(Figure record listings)
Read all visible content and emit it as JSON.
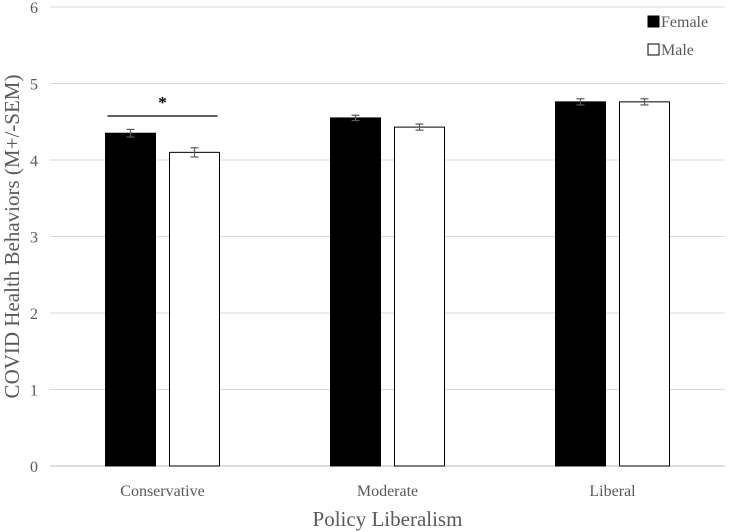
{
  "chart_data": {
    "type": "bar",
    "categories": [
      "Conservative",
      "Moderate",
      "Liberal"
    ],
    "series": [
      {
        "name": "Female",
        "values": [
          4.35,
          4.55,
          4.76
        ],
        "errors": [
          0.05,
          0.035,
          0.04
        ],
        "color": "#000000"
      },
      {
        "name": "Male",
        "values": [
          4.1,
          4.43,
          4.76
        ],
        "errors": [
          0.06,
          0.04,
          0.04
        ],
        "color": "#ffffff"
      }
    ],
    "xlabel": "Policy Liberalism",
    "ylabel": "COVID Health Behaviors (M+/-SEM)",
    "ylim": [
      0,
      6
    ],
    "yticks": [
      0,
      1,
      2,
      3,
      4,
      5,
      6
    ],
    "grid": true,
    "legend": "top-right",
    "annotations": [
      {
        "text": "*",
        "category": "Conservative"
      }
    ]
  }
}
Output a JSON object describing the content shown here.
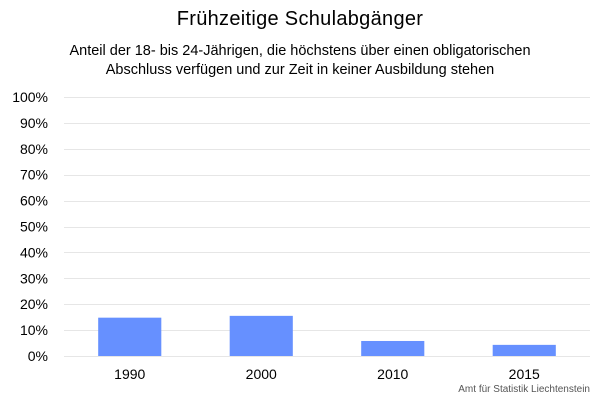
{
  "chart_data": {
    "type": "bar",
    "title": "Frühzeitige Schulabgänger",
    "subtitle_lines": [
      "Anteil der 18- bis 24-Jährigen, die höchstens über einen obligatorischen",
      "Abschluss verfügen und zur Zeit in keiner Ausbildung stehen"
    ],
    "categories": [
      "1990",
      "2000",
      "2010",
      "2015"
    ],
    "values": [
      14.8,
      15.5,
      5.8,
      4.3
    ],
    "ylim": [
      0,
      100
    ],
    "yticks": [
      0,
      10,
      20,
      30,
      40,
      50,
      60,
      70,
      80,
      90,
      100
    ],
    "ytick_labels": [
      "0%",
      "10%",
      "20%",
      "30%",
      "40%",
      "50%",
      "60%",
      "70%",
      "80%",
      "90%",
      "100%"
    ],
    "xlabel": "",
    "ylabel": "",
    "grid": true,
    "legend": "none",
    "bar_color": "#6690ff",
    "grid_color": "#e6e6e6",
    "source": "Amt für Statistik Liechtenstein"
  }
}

● **WHAT IS REQUIRED**
Transcribe the entries above verbatim, omitting their pictures.

● **RESPONSE TO THIS TASK**
Read all visible content and emit it as JSON.
{
  "chart_data": {
    "type": "bar",
    "categories": [
      "Conservative",
      "Moderate",
      "Liberal"
    ],
    "series": [
      {
        "name": "Female",
        "values": [
          4.35,
          4.55,
          4.76
        ],
        "errors": [
          0.05,
          0.035,
          0.04
        ],
        "color": "#000000"
      },
      {
        "name": "Male",
        "values": [
          4.1,
          4.43,
          4.76
        ],
        "errors": [
          0.06,
          0.04,
          0.04
        ],
        "color": "#ffffff"
      }
    ],
    "xlabel": "Policy Liberalism",
    "ylabel": "COVID Health Behaviors (M+/-SEM)",
    "ylim": [
      0,
      6
    ],
    "yticks": [
      0,
      1,
      2,
      3,
      4,
      5,
      6
    ],
    "grid": true,
    "legend": "top-right",
    "annotations": [
      {
        "text": "*",
        "category": "Conservative"
      }
    ]
  }
}
Output a JSON object describing the content shown here.
{
  "chart_data": {
    "type": "bar",
    "title": "Frühzeitige Schulabgänger",
    "subtitle_lines": [
      "Anteil der 18- bis 24-Jährigen, die höchstens über einen obligatorischen",
      "Abschluss verfügen und zur Zeit in keiner Ausbildung stehen"
    ],
    "categories": [
      "1990",
      "2000",
      "2010",
      "2015"
    ],
    "values": [
      14.8,
      15.5,
      5.8,
      4.3
    ],
    "ylim": [
      0,
      100
    ],
    "yticks": [
      0,
      10,
      20,
      30,
      40,
      50,
      60,
      70,
      80,
      90,
      100
    ],
    "ytick_labels": [
      "0%",
      "10%",
      "20%",
      "30%",
      "40%",
      "50%",
      "60%",
      "70%",
      "80%",
      "90%",
      "100%"
    ],
    "xlabel": "",
    "ylabel": "",
    "grid": true,
    "legend": "none",
    "bar_color": "#6690ff",
    "grid_color": "#e6e6e6",
    "source": "Amt für Statistik Liechtenstein"
  }
}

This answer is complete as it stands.